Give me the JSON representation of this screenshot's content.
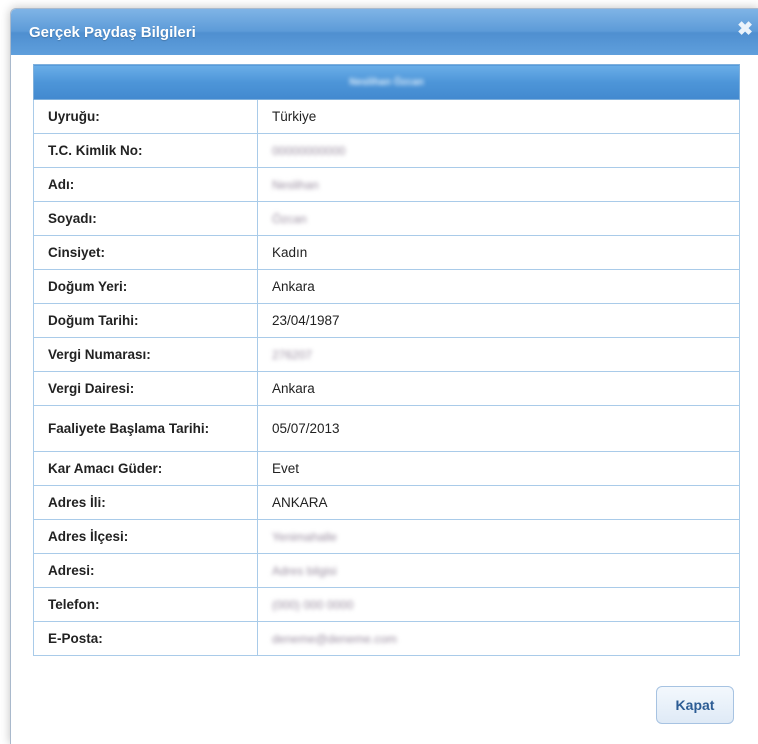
{
  "dialog": {
    "title": "Gerçek Paydaş Bilgileri",
    "close_glyph": "✖",
    "header": "Neslihan Özcan",
    "rows": [
      {
        "label": "Uyruğu:",
        "value": "Türkiye",
        "blurred": false
      },
      {
        "label": "T.C. Kimlik No:",
        "value": "00000000000",
        "blurred": true
      },
      {
        "label": "Adı:",
        "value": "Neslihan",
        "blurred": true
      },
      {
        "label": "Soyadı:",
        "value": "Özcan",
        "blurred": true
      },
      {
        "label": "Cinsiyet:",
        "value": "Kadın",
        "blurred": false
      },
      {
        "label": "Doğum Yeri:",
        "value": "Ankara",
        "blurred": false
      },
      {
        "label": "Doğum Tarihi:",
        "value": "23/04/1987",
        "blurred": false
      },
      {
        "label": "Vergi Numarası:",
        "value": "276207",
        "blurred": true
      },
      {
        "label": "Vergi Dairesi:",
        "value": "Ankara",
        "blurred": false
      },
      {
        "label": "Faaliyete Başlama Tarihi:",
        "value": "05/07/2013",
        "blurred": false
      },
      {
        "label": "Kar Amacı Güder:",
        "value": "Evet",
        "blurred": false
      },
      {
        "label": "Adres İli:",
        "value": "ANKARA",
        "blurred": false
      },
      {
        "label": "Adres İlçesi:",
        "value": "Yenimahalle",
        "blurred": true
      },
      {
        "label": "Adresi:",
        "value": "Adres bilgisi",
        "blurred": true
      },
      {
        "label": "Telefon:",
        "value": "(000) 000 0000",
        "blurred": true
      },
      {
        "label": "E-Posta:",
        "value": "deneme@deneme.com",
        "blurred": true
      }
    ],
    "close_button": "Kapat"
  }
}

┄┄┄┄┄┄┄┄┄┄

■ **CHALLENGE**
Leave the pictures out, and print every line of the listing exactly as written.

■ **TASK SOLUTION**
Give me the JSON representation of this screenshot's content.
{
  "dialog": {
    "title": "Gerçek Paydaş Bilgileri",
    "close_glyph": "✖",
    "header": "Neslihan Özcan",
    "rows": [
      {
        "label": "Uyruğu:",
        "value": "Türkiye",
        "blurred": false
      },
      {
        "label": "T.C. Kimlik No:",
        "value": "00000000000",
        "blurred": true
      },
      {
        "label": "Adı:",
        "value": "Neslihan",
        "blurred": true
      },
      {
        "label": "Soyadı:",
        "value": "Özcan",
        "blurred": true
      },
      {
        "label": "Cinsiyet:",
        "value": "Kadın",
        "blurred": false
      },
      {
        "label": "Doğum Yeri:",
        "value": "Ankara",
        "blurred": false
      },
      {
        "label": "Doğum Tarihi:",
        "value": "23/04/1987",
        "blurred": false
      },
      {
        "label": "Vergi Numarası:",
        "value": "276207",
        "blurred": true
      },
      {
        "label": "Vergi Dairesi:",
        "value": "Ankara",
        "blurred": false
      },
      {
        "label": "Faaliyete Başlama Tarihi:",
        "value": "05/07/2013",
        "blurred": false
      },
      {
        "label": "Kar Amacı Güder:",
        "value": "Evet",
        "blurred": false
      },
      {
        "label": "Adres İli:",
        "value": "ANKARA",
        "blurred": false
      },
      {
        "label": "Adres İlçesi:",
        "value": "Yenimahalle",
        "blurred": true
      },
      {
        "label": "Adresi:",
        "value": "Adres bilgisi",
        "blurred": true
      },
      {
        "label": "Telefon:",
        "value": "(000) 000 0000",
        "blurred": true
      },
      {
        "label": "E-Posta:",
        "value": "deneme@deneme.com",
        "blurred": true
      }
    ],
    "close_button": "Kapat"
  }
}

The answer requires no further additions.